BRIEF:
Pictures do not belong in the copy; transcribe everything else in the records exactly.

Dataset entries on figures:
--- --- ---

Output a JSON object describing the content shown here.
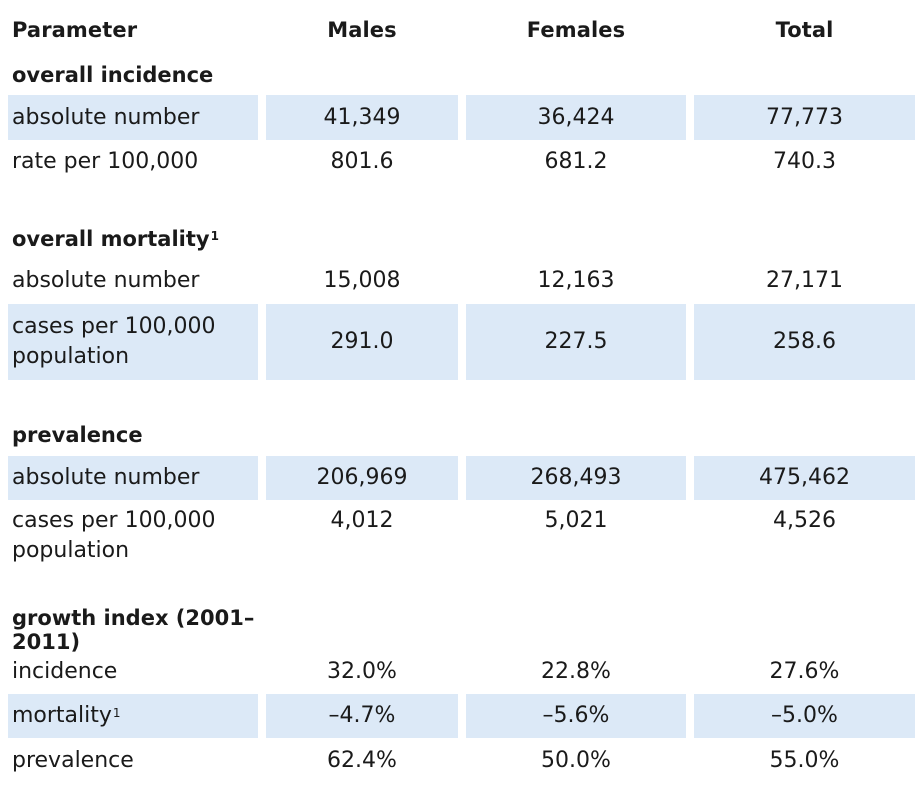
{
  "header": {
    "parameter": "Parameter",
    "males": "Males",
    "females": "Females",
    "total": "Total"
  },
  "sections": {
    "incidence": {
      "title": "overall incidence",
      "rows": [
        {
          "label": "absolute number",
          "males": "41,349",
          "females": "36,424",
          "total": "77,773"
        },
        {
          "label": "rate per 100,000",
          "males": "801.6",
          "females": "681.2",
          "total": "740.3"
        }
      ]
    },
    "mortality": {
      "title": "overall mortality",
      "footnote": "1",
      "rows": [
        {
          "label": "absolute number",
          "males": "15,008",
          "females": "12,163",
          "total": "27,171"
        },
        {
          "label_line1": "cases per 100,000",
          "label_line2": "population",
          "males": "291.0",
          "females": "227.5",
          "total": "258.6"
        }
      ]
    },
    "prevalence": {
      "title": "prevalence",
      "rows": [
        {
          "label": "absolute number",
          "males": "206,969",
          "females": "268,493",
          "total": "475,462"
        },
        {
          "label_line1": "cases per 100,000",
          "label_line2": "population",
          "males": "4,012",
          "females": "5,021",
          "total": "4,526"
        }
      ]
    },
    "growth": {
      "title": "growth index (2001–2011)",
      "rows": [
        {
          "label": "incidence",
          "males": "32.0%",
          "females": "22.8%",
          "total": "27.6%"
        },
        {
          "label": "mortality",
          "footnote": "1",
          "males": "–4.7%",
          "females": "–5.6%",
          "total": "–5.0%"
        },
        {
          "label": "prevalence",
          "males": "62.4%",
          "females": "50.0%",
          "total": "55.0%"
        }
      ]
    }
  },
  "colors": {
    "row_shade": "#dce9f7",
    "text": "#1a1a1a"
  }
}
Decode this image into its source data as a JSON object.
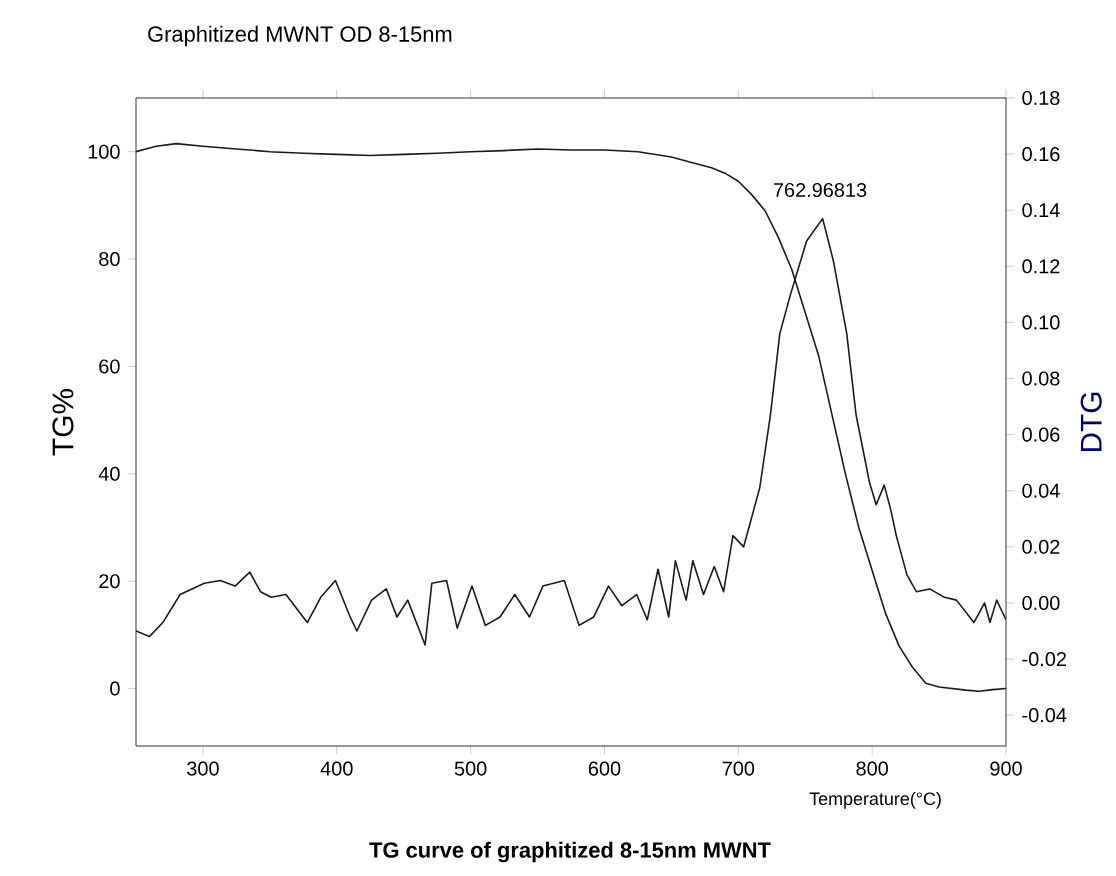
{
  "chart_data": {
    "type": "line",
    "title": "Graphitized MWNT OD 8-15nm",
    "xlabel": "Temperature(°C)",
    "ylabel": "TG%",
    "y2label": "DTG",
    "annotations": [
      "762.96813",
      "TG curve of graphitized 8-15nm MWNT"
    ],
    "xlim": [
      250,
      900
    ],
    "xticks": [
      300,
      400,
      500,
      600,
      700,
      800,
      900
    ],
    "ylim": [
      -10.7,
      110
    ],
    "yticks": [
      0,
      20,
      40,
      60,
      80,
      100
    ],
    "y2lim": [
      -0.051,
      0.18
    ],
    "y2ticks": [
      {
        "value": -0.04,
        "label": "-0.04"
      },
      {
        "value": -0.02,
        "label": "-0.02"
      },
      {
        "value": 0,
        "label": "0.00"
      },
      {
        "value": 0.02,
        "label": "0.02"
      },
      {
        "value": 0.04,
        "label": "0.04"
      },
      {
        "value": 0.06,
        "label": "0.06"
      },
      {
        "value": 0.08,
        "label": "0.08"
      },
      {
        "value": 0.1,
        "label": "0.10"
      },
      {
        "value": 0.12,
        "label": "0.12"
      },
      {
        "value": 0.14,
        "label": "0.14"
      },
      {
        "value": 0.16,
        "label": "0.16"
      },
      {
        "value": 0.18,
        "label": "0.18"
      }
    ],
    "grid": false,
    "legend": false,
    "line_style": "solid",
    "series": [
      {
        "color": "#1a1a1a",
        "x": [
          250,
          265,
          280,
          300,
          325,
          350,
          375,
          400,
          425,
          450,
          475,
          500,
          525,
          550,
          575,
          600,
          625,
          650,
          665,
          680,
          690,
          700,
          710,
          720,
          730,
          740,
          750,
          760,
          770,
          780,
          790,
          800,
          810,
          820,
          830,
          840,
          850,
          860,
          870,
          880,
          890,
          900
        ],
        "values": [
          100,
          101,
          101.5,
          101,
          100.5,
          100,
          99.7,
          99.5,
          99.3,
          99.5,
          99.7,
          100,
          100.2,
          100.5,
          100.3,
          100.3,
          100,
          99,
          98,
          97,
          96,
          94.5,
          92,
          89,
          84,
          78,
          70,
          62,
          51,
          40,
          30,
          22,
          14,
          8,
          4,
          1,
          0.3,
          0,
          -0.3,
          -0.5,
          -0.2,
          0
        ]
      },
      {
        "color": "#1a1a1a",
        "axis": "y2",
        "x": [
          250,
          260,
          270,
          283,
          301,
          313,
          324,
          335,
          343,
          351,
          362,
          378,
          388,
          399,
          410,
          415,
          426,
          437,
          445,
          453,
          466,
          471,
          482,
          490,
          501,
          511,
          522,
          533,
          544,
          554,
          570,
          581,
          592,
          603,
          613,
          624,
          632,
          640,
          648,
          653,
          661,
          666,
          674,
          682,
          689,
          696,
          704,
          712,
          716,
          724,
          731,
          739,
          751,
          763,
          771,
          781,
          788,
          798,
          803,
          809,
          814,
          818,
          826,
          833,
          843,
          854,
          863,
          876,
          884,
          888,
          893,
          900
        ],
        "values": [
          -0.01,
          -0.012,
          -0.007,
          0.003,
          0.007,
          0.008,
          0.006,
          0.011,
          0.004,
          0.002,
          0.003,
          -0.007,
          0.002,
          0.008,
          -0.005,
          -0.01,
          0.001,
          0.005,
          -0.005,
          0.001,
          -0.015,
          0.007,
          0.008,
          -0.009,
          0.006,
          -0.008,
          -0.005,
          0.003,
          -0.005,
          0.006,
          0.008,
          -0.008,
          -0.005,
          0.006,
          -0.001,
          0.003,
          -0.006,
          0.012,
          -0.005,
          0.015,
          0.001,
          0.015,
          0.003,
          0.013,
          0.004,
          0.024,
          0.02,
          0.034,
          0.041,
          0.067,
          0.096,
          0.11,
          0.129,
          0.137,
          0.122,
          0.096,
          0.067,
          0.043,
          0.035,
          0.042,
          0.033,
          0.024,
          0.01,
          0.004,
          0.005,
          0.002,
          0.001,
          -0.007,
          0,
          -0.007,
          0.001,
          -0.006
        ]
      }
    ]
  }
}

--- --- ---

IN RESPONSE:
Output a JSON object describing the content shown here.
{
  "header": {
    "parameter": "Parameter",
    "males": "Males",
    "females": "Females",
    "total": "Total"
  },
  "sections": {
    "incidence": {
      "title": "overall incidence",
      "rows": [
        {
          "label": "absolute number",
          "males": "41,349",
          "females": "36,424",
          "total": "77,773"
        },
        {
          "label": "rate per 100,000",
          "males": "801.6",
          "females": "681.2",
          "total": "740.3"
        }
      ]
    },
    "mortality": {
      "title": "overall mortality",
      "footnote": "1",
      "rows": [
        {
          "label": "absolute number",
          "males": "15,008",
          "females": "12,163",
          "total": "27,171"
        },
        {
          "label_line1": "cases per 100,000",
          "label_line2": "population",
          "males": "291.0",
          "females": "227.5",
          "total": "258.6"
        }
      ]
    },
    "prevalence": {
      "title": "prevalence",
      "rows": [
        {
          "label": "absolute number",
          "males": "206,969",
          "females": "268,493",
          "total": "475,462"
        },
        {
          "label_line1": "cases per 100,000",
          "label_line2": "population",
          "males": "4,012",
          "females": "5,021",
          "total": "4,526"
        }
      ]
    },
    "growth": {
      "title": "growth index (2001–2011)",
      "rows": [
        {
          "label": "incidence",
          "males": "32.0%",
          "females": "22.8%",
          "total": "27.6%"
        },
        {
          "label": "mortality",
          "footnote": "1",
          "males": "–4.7%",
          "females": "–5.6%",
          "total": "–5.0%"
        },
        {
          "label": "prevalence",
          "males": "62.4%",
          "females": "50.0%",
          "total": "55.0%"
        }
      ]
    }
  },
  "colors": {
    "row_shade": "#dce9f7",
    "text": "#1a1a1a"
  }
}
Decode this image into its source data as a JSON object.
{
  "chart_data": {
    "type": "line",
    "title": "Graphitized MWNT OD 8-15nm",
    "xlabel": "Temperature(°C)",
    "ylabel": "TG%",
    "y2label": "DTG",
    "annotations": [
      "762.96813",
      "TG curve of graphitized 8-15nm MWNT"
    ],
    "xlim": [
      250,
      900
    ],
    "xticks": [
      300,
      400,
      500,
      600,
      700,
      800,
      900
    ],
    "ylim": [
      -10.7,
      110
    ],
    "yticks": [
      0,
      20,
      40,
      60,
      80,
      100
    ],
    "y2lim": [
      -0.051,
      0.18
    ],
    "y2ticks": [
      {
        "value": -0.04,
        "label": "-0.04"
      },
      {
        "value": -0.02,
        "label": "-0.02"
      },
      {
        "value": 0,
        "label": "0.00"
      },
      {
        "value": 0.02,
        "label": "0.02"
      },
      {
        "value": 0.04,
        "label": "0.04"
      },
      {
        "value": 0.06,
        "label": "0.06"
      },
      {
        "value": 0.08,
        "label": "0.08"
      },
      {
        "value": 0.1,
        "label": "0.10"
      },
      {
        "value": 0.12,
        "label": "0.12"
      },
      {
        "value": 0.14,
        "label": "0.14"
      },
      {
        "value": 0.16,
        "label": "0.16"
      },
      {
        "value": 0.18,
        "label": "0.18"
      }
    ],
    "grid": false,
    "legend": false,
    "line_style": "solid",
    "series": [
      {
        "color": "#1a1a1a",
        "x": [
          250,
          265,
          280,
          300,
          325,
          350,
          375,
          400,
          425,
          450,
          475,
          500,
          525,
          550,
          575,
          600,
          625,
          650,
          665,
          680,
          690,
          700,
          710,
          720,
          730,
          740,
          750,
          760,
          770,
          780,
          790,
          800,
          810,
          820,
          830,
          840,
          850,
          860,
          870,
          880,
          890,
          900
        ],
        "values": [
          100,
          101,
          101.5,
          101,
          100.5,
          100,
          99.7,
          99.5,
          99.3,
          99.5,
          99.7,
          100,
          100.2,
          100.5,
          100.3,
          100.3,
          100,
          99,
          98,
          97,
          96,
          94.5,
          92,
          89,
          84,
          78,
          70,
          62,
          51,
          40,
          30,
          22,
          14,
          8,
          4,
          1,
          0.3,
          0,
          -0.3,
          -0.5,
          -0.2,
          0
        ]
      },
      {
        "color": "#1a1a1a",
        "axis": "y2",
        "x": [
          250,
          260,
          270,
          283,
          301,
          313,
          324,
          335,
          343,
          351,
          362,
          378,
          388,
          399,
          410,
          415,
          426,
          437,
          445,
          453,
          466,
          471,
          482,
          490,
          501,
          511,
          522,
          533,
          544,
          554,
          570,
          581,
          592,
          603,
          613,
          624,
          632,
          640,
          648,
          653,
          661,
          666,
          674,
          682,
          689,
          696,
          704,
          712,
          716,
          724,
          731,
          739,
          751,
          763,
          771,
          781,
          788,
          798,
          803,
          809,
          814,
          818,
          826,
          833,
          843,
          854,
          863,
          876,
          884,
          888,
          893,
          900
        ],
        "values": [
          -0.01,
          -0.012,
          -0.007,
          0.003,
          0.007,
          0.008,
          0.006,
          0.011,
          0.004,
          0.002,
          0.003,
          -0.007,
          0.002,
          0.008,
          -0.005,
          -0.01,
          0.001,
          0.005,
          -0.005,
          0.001,
          -0.015,
          0.007,
          0.008,
          -0.009,
          0.006,
          -0.008,
          -0.005,
          0.003,
          -0.005,
          0.006,
          0.008,
          -0.008,
          -0.005,
          0.006,
          -0.001,
          0.003,
          -0.006,
          0.012,
          -0.005,
          0.015,
          0.001,
          0.015,
          0.003,
          0.013,
          0.004,
          0.024,
          0.02,
          0.034,
          0.041,
          0.067,
          0.096,
          0.11,
          0.129,
          0.137,
          0.122,
          0.096,
          0.067,
          0.043,
          0.035,
          0.042,
          0.033,
          0.024,
          0.01,
          0.004,
          0.005,
          0.002,
          0.001,
          -0.007,
          0,
          -0.007,
          0.001,
          -0.006
        ]
      }
    ]
  }
}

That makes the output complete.